- **TASK DIRECTIONS**:
Copy each line below in which the string "ylabel" occurs.

- **DATA FOR THE TASK**:
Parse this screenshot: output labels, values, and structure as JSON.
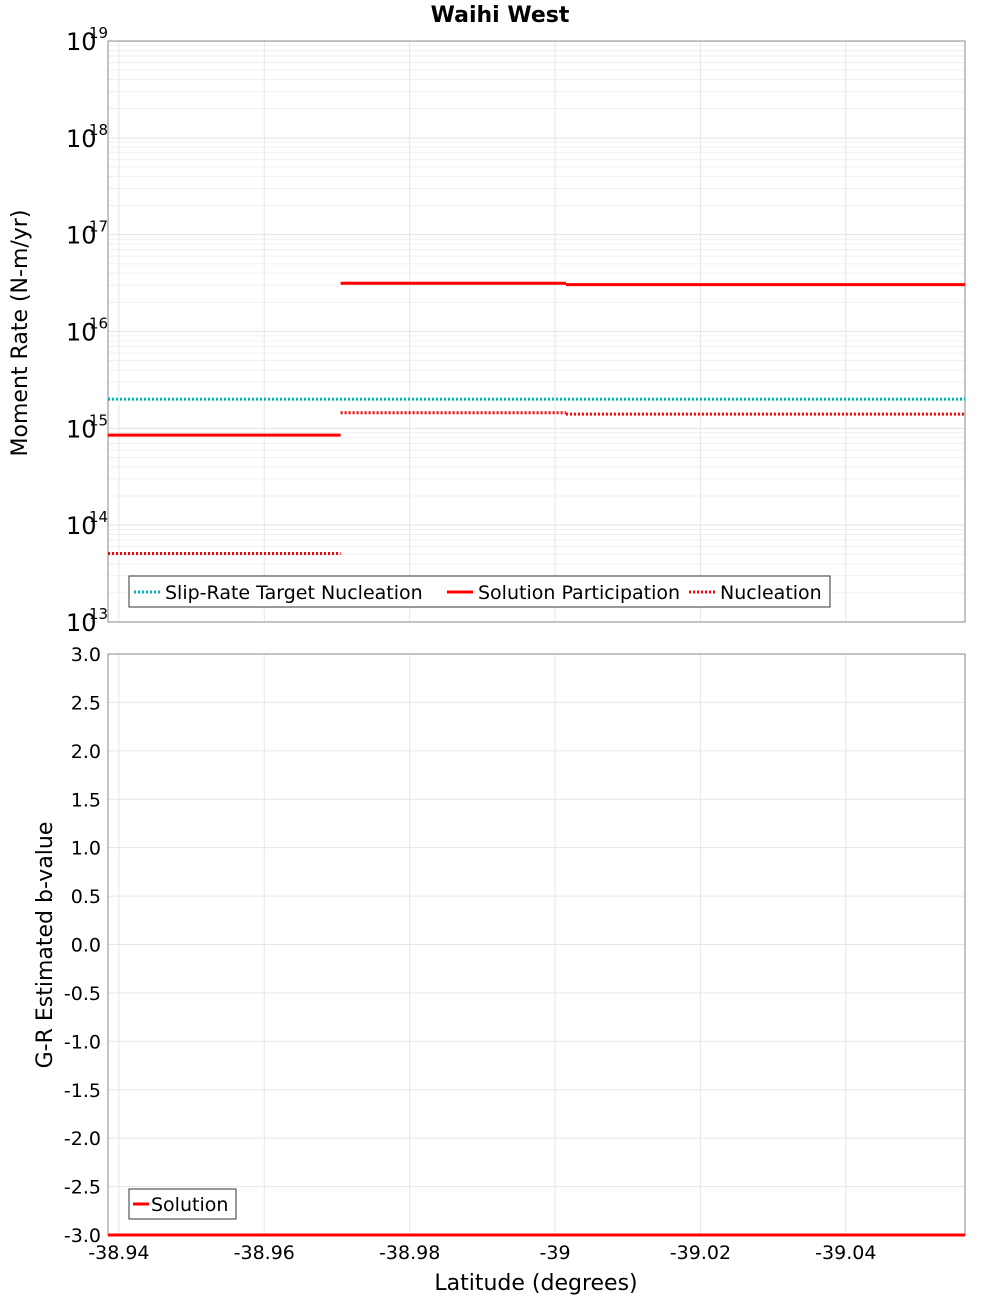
{
  "chart_data": [
    {
      "type": "line",
      "panel": "top",
      "title": "Waihi West",
      "ylabel": "Moment Rate (N-m/yr)",
      "yscale": "log",
      "ylim": [
        10000000000000.0,
        1e+19
      ],
      "xlim": [
        -38.9385,
        -39.0564
      ],
      "x_ticks": [
        "-38.94",
        "-38.96",
        "-38.98",
        "-39",
        "-39.02",
        "-39.04"
      ],
      "x_tick_values": [
        -38.94,
        -38.96,
        -38.98,
        -39.0,
        -39.02,
        -39.04
      ],
      "y_tick_exponents": [
        "13",
        "14",
        "15",
        "16",
        "17",
        "18",
        "19"
      ],
      "y_tick_base": "10",
      "grid": true,
      "legend": "bottom-left",
      "series": [
        {
          "name": "Slip-Rate Target Nucleation",
          "style": "dotted",
          "color": "#00b4b4",
          "segments": [
            {
              "x0": -38.9385,
              "x1": -39.0564,
              "y": 2000000000000000.0
            }
          ]
        },
        {
          "name": "Solution Participation",
          "style": "solid",
          "color": "#ff0000",
          "segments": [
            {
              "x0": -38.9385,
              "x1": -38.9705,
              "y": 850000000000000.0
            },
            {
              "x0": -38.9705,
              "x1": -39.0015,
              "y": 3.15e+16
            },
            {
              "x0": -39.0015,
              "x1": -39.0564,
              "y": 3.05e+16
            }
          ]
        },
        {
          "name": "Nucleation",
          "style": "dotted",
          "color": "#ff0000",
          "segments": [
            {
              "x0": -38.9385,
              "x1": -38.9705,
              "y": 51000000000000.0
            },
            {
              "x0": -38.9705,
              "x1": -39.0015,
              "y": 1450000000000000.0
            },
            {
              "x0": -39.0015,
              "x1": -39.0564,
              "y": 1400000000000000.0
            }
          ]
        }
      ]
    },
    {
      "type": "line",
      "panel": "bottom",
      "ylabel": "G-R Estimated b-value",
      "xlabel": "Latitude (degrees)",
      "ylim": [
        -3.0,
        3.0
      ],
      "xlim": [
        -38.9385,
        -39.0564
      ],
      "x_ticks": [
        "-38.94",
        "-38.96",
        "-38.98",
        "-39",
        "-39.02",
        "-39.04"
      ],
      "x_tick_values": [
        -38.94,
        -38.96,
        -38.98,
        -39.0,
        -39.02,
        -39.04
      ],
      "y_ticks": [
        "3.0",
        "2.5",
        "2.0",
        "1.5",
        "1.0",
        "0.5",
        "0.0",
        "-0.5",
        "-1.0",
        "-1.5",
        "-2.0",
        "-2.5",
        "-3.0"
      ],
      "y_tick_values": [
        3.0,
        2.5,
        2.0,
        1.5,
        1.0,
        0.5,
        0.0,
        -0.5,
        -1.0,
        -1.5,
        -2.0,
        -2.5,
        -3.0
      ],
      "grid": true,
      "legend": "bottom-left",
      "series": [
        {
          "name": "Solution",
          "style": "solid",
          "color": "#ff0000",
          "segments": [
            {
              "x0": -38.9385,
              "x1": -39.0564,
              "y": -3.0
            }
          ]
        }
      ]
    }
  ]
}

- **FULL SOLUTION**:
      "ylabel": "Moment Rate (N-m/yr)",
      "ylabel": "G-R Estimated b-value",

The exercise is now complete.